Given exercise: What number of lines contain the word "hospitalizace"? Reply with the number and nothing else.
## START Source material
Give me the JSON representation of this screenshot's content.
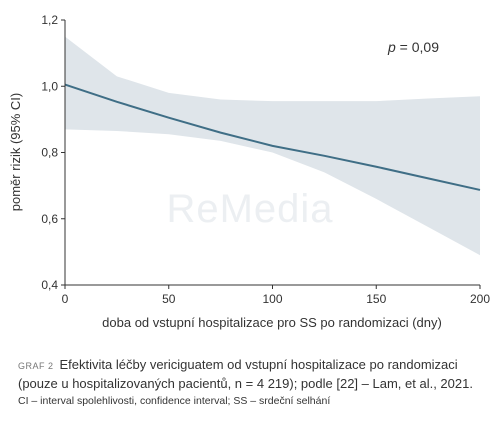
{
  "chart_data": {
    "type": "line",
    "x": [
      0,
      25,
      50,
      75,
      100,
      125,
      150,
      175,
      200
    ],
    "series": [
      {
        "values": [
          1.005,
          0.953,
          0.905,
          0.86,
          0.82,
          0.79,
          0.757,
          0.722,
          0.687
        ]
      }
    ],
    "ci_lower": [
      0.87,
      0.865,
      0.855,
      0.835,
      0.8,
      0.74,
      0.66,
      0.575,
      0.49
    ],
    "ci_upper": [
      1.15,
      1.03,
      0.98,
      0.96,
      0.955,
      0.955,
      0.955,
      0.963,
      0.97
    ],
    "xlabel": "doba od vstupní hospitalizace pro SS po randomizaci (dny)",
    "ylabel": "poměr rizik (95% CI)",
    "xlim": [
      0,
      200
    ],
    "ylim": [
      0.4,
      1.2
    ],
    "x_ticks": [
      0,
      50,
      100,
      150,
      200
    ],
    "x_tick_labels": [
      "0",
      "50",
      "100",
      "150",
      "200"
    ],
    "y_ticks": [
      0.4,
      0.6,
      0.8,
      1.0,
      1.2
    ],
    "y_tick_labels": [
      "0,4",
      "0,6",
      "0,8",
      "1,0",
      "1,2"
    ],
    "annotation_p_label": "p",
    "annotation_p_value": " = 0,09",
    "grid": false,
    "colors": {
      "line": "#3f6e86",
      "band": "#dfe5ea"
    }
  },
  "watermark": "ReMedia",
  "caption": {
    "tag": "GRAF 2",
    "text": "Efektivita léčby vericiguatem od vstupní hospitalizace po randomizaci (pouze u hospitalizovaných pacientů, n = 4 219); podle [22] – Lam, et al., 2021.",
    "note": "CI – interval spolehlivosti, confidence interval; SS – srdeční selhání"
  }
}
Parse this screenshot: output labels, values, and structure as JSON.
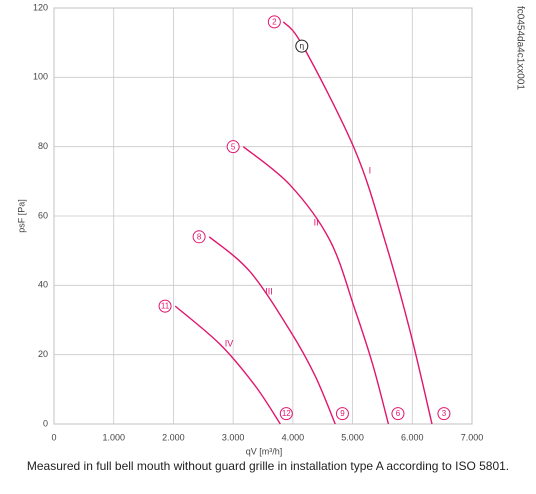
{
  "chart_data": {
    "type": "line",
    "xlabel": "qV [m³/h]",
    "ylabel": "psF [Pa]",
    "side_note": "fc0454da4c1xx001",
    "caption": "Measured in full bell mouth without guard grille in installation type A according to ISO 5801.",
    "xlim": [
      0,
      7000
    ],
    "ylim": [
      0,
      120
    ],
    "xticks": [
      0,
      {
        "value": 1000,
        "label": "1.000"
      },
      {
        "value": 2000,
        "label": "2.000"
      },
      {
        "value": 3000,
        "label": "3.000"
      },
      {
        "value": 4000,
        "label": "4.000"
      },
      {
        "value": 5000,
        "label": "5.000"
      },
      {
        "value": 6000,
        "label": "6.000"
      },
      {
        "value": 7000,
        "label": "7.000"
      }
    ],
    "yticks": [
      0,
      20,
      40,
      60,
      80,
      100,
      120
    ],
    "grid": true,
    "series": [
      {
        "name": "I",
        "color": "#e0166e",
        "label_pos": [
          5290,
          73
        ],
        "x": [
          3840,
          4170,
          5040,
          5540,
          5960,
          6330
        ],
        "values": [
          116,
          109,
          79,
          53,
          27,
          0
        ]
      },
      {
        "name": "II",
        "color": "#e0166e",
        "label_pos": [
          4390,
          58
        ],
        "x": [
          3170,
          3950,
          4620,
          5040,
          5340,
          5600
        ],
        "values": [
          80,
          69,
          53,
          33,
          17,
          0
        ]
      },
      {
        "name": "III",
        "color": "#e0166e",
        "label_pos": [
          3600,
          38
        ],
        "x": [
          2600,
          3280,
          3950,
          4370,
          4710
        ],
        "values": [
          54,
          44,
          27,
          14,
          0
        ]
      },
      {
        "name": "IV",
        "color": "#e0166e",
        "label_pos": [
          2930,
          23
        ],
        "x": [
          2030,
          2780,
          3370,
          3790
        ],
        "values": [
          34,
          23,
          11,
          0
        ]
      }
    ],
    "markers": [
      {
        "label": "2",
        "x": 3690,
        "y": 116,
        "color": "#e0166e"
      },
      {
        "label": "η",
        "x": 4150,
        "y": 109,
        "color": "#222222"
      },
      {
        "label": "3",
        "x": 6530,
        "y": 3,
        "color": "#e0166e"
      },
      {
        "label": "5",
        "x": 3000,
        "y": 80,
        "color": "#e0166e"
      },
      {
        "label": "6",
        "x": 5760,
        "y": 3,
        "color": "#e0166e"
      },
      {
        "label": "8",
        "x": 2430,
        "y": 54,
        "color": "#e0166e"
      },
      {
        "label": "9",
        "x": 4830,
        "y": 3,
        "color": "#e0166e"
      },
      {
        "label": "11",
        "x": 1860,
        "y": 34,
        "color": "#e0166e"
      },
      {
        "label": "12",
        "x": 3890,
        "y": 3,
        "color": "#e0166e"
      }
    ]
  }
}
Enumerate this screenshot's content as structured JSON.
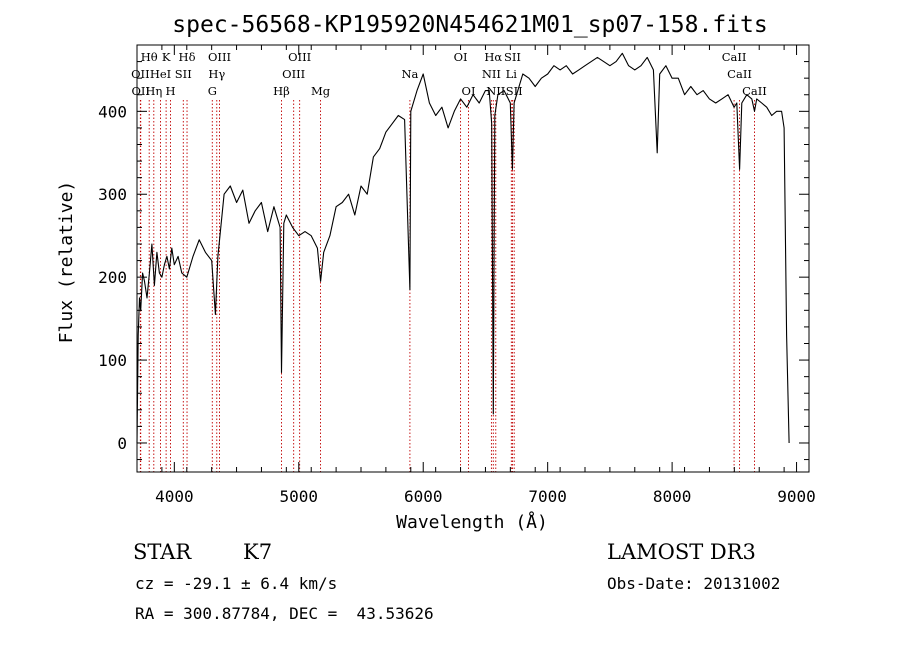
{
  "chart_data": {
    "type": "line",
    "title": "spec-56568-KP195920N454621M01_sp07-158.fits",
    "xlabel": "Wavelength (Å)",
    "ylabel": "Flux (relative)",
    "xlim": [
      3700,
      9100
    ],
    "ylim": [
      -35,
      480
    ],
    "xticks": [
      4000,
      5000,
      6000,
      7000,
      8000,
      9000
    ],
    "yticks": [
      0,
      100,
      200,
      300,
      400
    ],
    "grid": false,
    "series": [
      {
        "x": [
          3700,
          3710,
          3720,
          3730,
          3745,
          3760,
          3780,
          3800,
          3820,
          3840,
          3860,
          3880,
          3900,
          3920,
          3940,
          3960,
          3980,
          4000,
          4030,
          4060,
          4100,
          4150,
          4200,
          4250,
          4300,
          4330,
          4350,
          4400,
          4450,
          4500,
          4550,
          4600,
          4650,
          4700,
          4750,
          4800,
          4850,
          4861,
          4880,
          4900,
          4950,
          5000,
          5050,
          5100,
          5150,
          5175,
          5200,
          5250,
          5300,
          5350,
          5400,
          5450,
          5500,
          5550,
          5600,
          5650,
          5700,
          5750,
          5800,
          5850,
          5893,
          5900,
          5950,
          6000,
          6050,
          6100,
          6150,
          6200,
          6250,
          6300,
          6350,
          6400,
          6450,
          6500,
          6530,
          6550,
          6563,
          6575,
          6600,
          6650,
          6700,
          6717,
          6730,
          6750,
          6800,
          6850,
          6900,
          6950,
          7000,
          7050,
          7100,
          7150,
          7200,
          7250,
          7300,
          7350,
          7400,
          7450,
          7500,
          7550,
          7600,
          7650,
          7700,
          7750,
          7800,
          7850,
          7880,
          7900,
          7950,
          8000,
          8050,
          8100,
          8150,
          8200,
          8250,
          8300,
          8350,
          8400,
          8450,
          8498,
          8520,
          8542,
          8560,
          8600,
          8640,
          8662,
          8680,
          8720,
          8760,
          8800,
          8840,
          8880,
          8900,
          8920,
          8940
        ],
        "y": [
          0,
          130,
          175,
          160,
          205,
          195,
          175,
          205,
          240,
          190,
          230,
          205,
          200,
          215,
          225,
          210,
          235,
          215,
          225,
          205,
          200,
          225,
          245,
          230,
          220,
          155,
          225,
          300,
          310,
          290,
          305,
          265,
          280,
          290,
          255,
          285,
          260,
          85,
          265,
          275,
          260,
          250,
          255,
          250,
          235,
          195,
          230,
          250,
          285,
          290,
          300,
          275,
          310,
          300,
          345,
          355,
          375,
          385,
          395,
          390,
          185,
          400,
          425,
          445,
          410,
          395,
          405,
          380,
          400,
          415,
          405,
          420,
          410,
          425,
          425,
          385,
          35,
          395,
          420,
          425,
          410,
          330,
          410,
          420,
          445,
          440,
          430,
          440,
          445,
          455,
          450,
          455,
          445,
          450,
          455,
          460,
          465,
          460,
          455,
          460,
          470,
          455,
          450,
          455,
          465,
          450,
          350,
          445,
          455,
          440,
          440,
          420,
          430,
          420,
          425,
          415,
          410,
          415,
          420,
          405,
          410,
          330,
          410,
          420,
          415,
          400,
          415,
          410,
          405,
          395,
          400,
          400,
          380,
          130,
          0
        ]
      }
    ],
    "spectral_lines": [
      {
        "label": "Hθ",
        "wavelength": 3798,
        "row": 1
      },
      {
        "label": "OII",
        "wavelength": 3727,
        "row": 2
      },
      {
        "label": "OII",
        "wavelength": 3730,
        "row": 3
      },
      {
        "label": "K",
        "wavelength": 3934,
        "row": 1
      },
      {
        "label": "HeI",
        "wavelength": 3889,
        "row": 2
      },
      {
        "label": "Hη",
        "wavelength": 3835,
        "row": 3
      },
      {
        "label": "Hδ",
        "wavelength": 4102,
        "row": 1
      },
      {
        "label": "SII",
        "wavelength": 4072,
        "row": 2
      },
      {
        "label": "H",
        "wavelength": 3969,
        "row": 3
      },
      {
        "label": "OIII",
        "wavelength": 4363,
        "row": 1
      },
      {
        "label": "Hγ",
        "wavelength": 4341,
        "row": 2
      },
      {
        "label": "G",
        "wavelength": 4305,
        "row": 3
      },
      {
        "label": "OIII",
        "wavelength": 5007,
        "row": 1
      },
      {
        "label": "OIII",
        "wavelength": 4959,
        "row": 2
      },
      {
        "label": "Hβ",
        "wavelength": 4861,
        "row": 3
      },
      {
        "label": "Mg",
        "wavelength": 5175,
        "row": 3
      },
      {
        "label": "Na",
        "wavelength": 5893,
        "row": 2
      },
      {
        "label": "OI",
        "wavelength": 6300,
        "row": 1
      },
      {
        "label": "OI",
        "wavelength": 6364,
        "row": 3
      },
      {
        "label": "Hα",
        "wavelength": 6563,
        "row": 1
      },
      {
        "label": "SII",
        "wavelength": 6717,
        "row": 1
      },
      {
        "label": "NII",
        "wavelength": 6548,
        "row": 2
      },
      {
        "label": "NII",
        "wavelength": 6583,
        "row": 3
      },
      {
        "label": "SII",
        "wavelength": 6731,
        "row": 3
      },
      {
        "label": "Li",
        "wavelength": 6708,
        "row": 2
      },
      {
        "label": "CaII",
        "wavelength": 8498,
        "row": 1
      },
      {
        "label": "CaII",
        "wavelength": 8542,
        "row": 2
      },
      {
        "label": "CaII",
        "wavelength": 8662,
        "row": 3
      }
    ]
  },
  "info": {
    "class": "STAR",
    "subclass": "K7",
    "cz": "cz = -29.1 ± 6.4 km/s",
    "radec": "RA = 300.87784, DEC =  43.53626",
    "survey": "LAMOST DR3",
    "obsdate": "Obs-Date: 20131002"
  }
}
## END Source material
Output below: 2